----- Given entries -----
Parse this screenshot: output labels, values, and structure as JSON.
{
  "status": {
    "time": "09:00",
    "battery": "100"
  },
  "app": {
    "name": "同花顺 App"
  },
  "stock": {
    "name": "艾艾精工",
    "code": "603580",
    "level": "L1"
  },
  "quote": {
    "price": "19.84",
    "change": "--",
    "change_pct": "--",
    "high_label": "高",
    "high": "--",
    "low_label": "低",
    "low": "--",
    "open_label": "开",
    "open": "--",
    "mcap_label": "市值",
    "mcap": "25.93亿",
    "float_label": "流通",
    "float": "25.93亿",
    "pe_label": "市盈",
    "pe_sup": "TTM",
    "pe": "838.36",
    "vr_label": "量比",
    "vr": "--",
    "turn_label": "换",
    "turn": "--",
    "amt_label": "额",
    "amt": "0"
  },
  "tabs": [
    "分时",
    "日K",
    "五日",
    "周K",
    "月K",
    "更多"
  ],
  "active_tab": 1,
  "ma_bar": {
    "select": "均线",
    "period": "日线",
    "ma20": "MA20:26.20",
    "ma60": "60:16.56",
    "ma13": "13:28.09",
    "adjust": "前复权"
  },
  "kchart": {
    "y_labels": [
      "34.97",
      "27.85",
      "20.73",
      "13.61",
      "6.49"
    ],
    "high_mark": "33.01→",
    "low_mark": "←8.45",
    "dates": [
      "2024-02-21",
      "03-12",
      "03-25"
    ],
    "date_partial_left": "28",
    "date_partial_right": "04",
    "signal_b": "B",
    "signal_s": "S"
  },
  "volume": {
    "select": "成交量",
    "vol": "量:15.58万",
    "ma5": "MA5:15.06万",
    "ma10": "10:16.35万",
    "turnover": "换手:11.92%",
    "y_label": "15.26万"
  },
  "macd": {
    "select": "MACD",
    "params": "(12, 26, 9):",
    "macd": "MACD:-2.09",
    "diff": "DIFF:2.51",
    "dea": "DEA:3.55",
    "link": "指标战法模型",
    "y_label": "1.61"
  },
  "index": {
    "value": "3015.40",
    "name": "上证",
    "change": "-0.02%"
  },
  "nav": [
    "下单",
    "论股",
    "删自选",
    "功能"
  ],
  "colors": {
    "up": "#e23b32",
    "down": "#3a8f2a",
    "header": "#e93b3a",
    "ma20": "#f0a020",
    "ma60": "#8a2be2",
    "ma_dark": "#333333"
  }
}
-----
The exercise
Set down every record above exactly as given.

Answer for the task
Parse this screenshot: output labels, values, and structure as JSON.
{
  "status": {
    "time": "09:00",
    "battery": "100"
  },
  "app": {
    "name": "同花顺 App"
  },
  "stock": {
    "name": "艾艾精工",
    "code": "603580",
    "level": "L1"
  },
  "quote": {
    "price": "19.84",
    "change": "--",
    "change_pct": "--",
    "high_label": "高",
    "high": "--",
    "low_label": "低",
    "low": "--",
    "open_label": "开",
    "open": "--",
    "mcap_label": "市值",
    "mcap": "25.93亿",
    "float_label": "流通",
    "float": "25.93亿",
    "pe_label": "市盈",
    "pe_sup": "TTM",
    "pe": "838.36",
    "vr_label": "量比",
    "vr": "--",
    "turn_label": "换",
    "turn": "--",
    "amt_label": "额",
    "amt": "0"
  },
  "tabs": [
    "分时",
    "日K",
    "五日",
    "周K",
    "月K",
    "更多"
  ],
  "active_tab": 1,
  "ma_bar": {
    "select": "均线",
    "period": "日线",
    "ma20": "MA20:26.20",
    "ma60": "60:16.56",
    "ma13": "13:28.09",
    "adjust": "前复权"
  },
  "kchart": {
    "y_labels": [
      "34.97",
      "27.85",
      "20.73",
      "13.61",
      "6.49"
    ],
    "high_mark": "33.01→",
    "low_mark": "←8.45",
    "dates": [
      "2024-02-21",
      "03-12",
      "03-25"
    ],
    "date_partial_left": "28",
    "date_partial_right": "04",
    "signal_b": "B",
    "signal_s": "S"
  },
  "volume": {
    "select": "成交量",
    "vol": "量:15.58万",
    "ma5": "MA5:15.06万",
    "ma10": "10:16.35万",
    "turnover": "换手:11.92%",
    "y_label": "15.26万"
  },
  "macd": {
    "select": "MACD",
    "params": "(12, 26, 9):",
    "macd": "MACD:-2.09",
    "diff": "DIFF:2.51",
    "dea": "DEA:3.55",
    "link": "指标战法模型",
    "y_label": "1.61"
  },
  "index": {
    "value": "3015.40",
    "name": "上证",
    "change": "-0.02%"
  },
  "nav": [
    "下单",
    "论股",
    "删自选",
    "功能"
  ],
  "colors": {
    "up": "#e23b32",
    "down": "#3a8f2a",
    "header": "#e93b3a",
    "ma20": "#f0a020",
    "ma60": "#8a2be2",
    "ma_dark": "#333333"
  }
}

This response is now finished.